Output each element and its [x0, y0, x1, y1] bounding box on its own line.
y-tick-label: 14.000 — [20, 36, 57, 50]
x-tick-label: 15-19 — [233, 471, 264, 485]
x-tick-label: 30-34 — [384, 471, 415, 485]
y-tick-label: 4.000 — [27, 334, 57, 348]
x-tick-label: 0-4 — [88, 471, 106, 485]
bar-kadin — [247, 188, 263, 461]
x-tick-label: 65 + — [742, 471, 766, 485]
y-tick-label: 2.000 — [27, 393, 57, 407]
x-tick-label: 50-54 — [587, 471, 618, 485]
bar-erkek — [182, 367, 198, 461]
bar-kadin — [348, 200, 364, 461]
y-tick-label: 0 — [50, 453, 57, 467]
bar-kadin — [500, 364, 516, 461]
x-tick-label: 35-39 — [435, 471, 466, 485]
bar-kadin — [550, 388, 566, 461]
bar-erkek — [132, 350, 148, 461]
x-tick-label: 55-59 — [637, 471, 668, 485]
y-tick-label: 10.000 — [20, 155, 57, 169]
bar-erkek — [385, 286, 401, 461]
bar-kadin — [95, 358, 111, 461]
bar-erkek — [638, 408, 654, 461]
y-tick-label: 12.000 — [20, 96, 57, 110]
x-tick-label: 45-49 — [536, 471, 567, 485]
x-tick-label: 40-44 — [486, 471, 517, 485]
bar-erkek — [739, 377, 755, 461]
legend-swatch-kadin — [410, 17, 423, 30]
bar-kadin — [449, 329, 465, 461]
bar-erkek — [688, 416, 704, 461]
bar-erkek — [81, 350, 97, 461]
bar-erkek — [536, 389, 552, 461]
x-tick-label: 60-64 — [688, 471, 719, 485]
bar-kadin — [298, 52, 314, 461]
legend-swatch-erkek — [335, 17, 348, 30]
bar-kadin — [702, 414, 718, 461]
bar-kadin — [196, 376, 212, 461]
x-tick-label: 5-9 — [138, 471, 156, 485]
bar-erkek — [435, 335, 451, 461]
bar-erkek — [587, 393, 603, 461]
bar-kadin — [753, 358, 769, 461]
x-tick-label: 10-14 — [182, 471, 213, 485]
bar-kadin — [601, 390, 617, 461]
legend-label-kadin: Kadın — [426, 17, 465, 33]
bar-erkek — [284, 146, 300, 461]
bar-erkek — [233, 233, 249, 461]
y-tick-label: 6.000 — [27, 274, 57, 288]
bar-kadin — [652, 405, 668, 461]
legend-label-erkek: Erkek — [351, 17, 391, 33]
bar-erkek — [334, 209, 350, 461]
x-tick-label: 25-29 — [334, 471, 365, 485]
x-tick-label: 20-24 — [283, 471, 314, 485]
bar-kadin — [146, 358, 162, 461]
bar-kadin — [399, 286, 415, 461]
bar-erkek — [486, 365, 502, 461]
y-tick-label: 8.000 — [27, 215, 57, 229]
************
● ТРЕБОВАНИЯ: Приведите ещё раз слово в слово отрывок материала от самого начала до строки с «legend-swatch-kadin — [410, 17, 423, 30]» включительно.

● РЕШЕНИЕ:
Output each element and its [x0, y0, x1, y1] bounding box on its own line.
y-tick-label: 14.000 — [20, 36, 57, 50]
x-tick-label: 15-19 — [233, 471, 264, 485]
x-tick-label: 30-34 — [384, 471, 415, 485]
y-tick-label: 4.000 — [27, 334, 57, 348]
x-tick-label: 0-4 — [88, 471, 106, 485]
bar-kadin — [247, 188, 263, 461]
x-tick-label: 65 + — [742, 471, 766, 485]
y-tick-label: 2.000 — [27, 393, 57, 407]
x-tick-label: 50-54 — [587, 471, 618, 485]
bar-erkek — [182, 367, 198, 461]
bar-kadin — [348, 200, 364, 461]
y-tick-label: 0 — [50, 453, 57, 467]
bar-kadin — [500, 364, 516, 461]
x-tick-label: 35-39 — [435, 471, 466, 485]
bar-kadin — [550, 388, 566, 461]
bar-erkek — [132, 350, 148, 461]
x-tick-label: 55-59 — [637, 471, 668, 485]
y-tick-label: 10.000 — [20, 155, 57, 169]
bar-erkek — [385, 286, 401, 461]
bar-kadin — [95, 358, 111, 461]
bar-erkek — [638, 408, 654, 461]
y-tick-label: 12.000 — [20, 96, 57, 110]
x-tick-label: 45-49 — [536, 471, 567, 485]
x-tick-label: 40-44 — [486, 471, 517, 485]
bar-erkek — [739, 377, 755, 461]
legend-swatch-kadin — [410, 17, 423, 30]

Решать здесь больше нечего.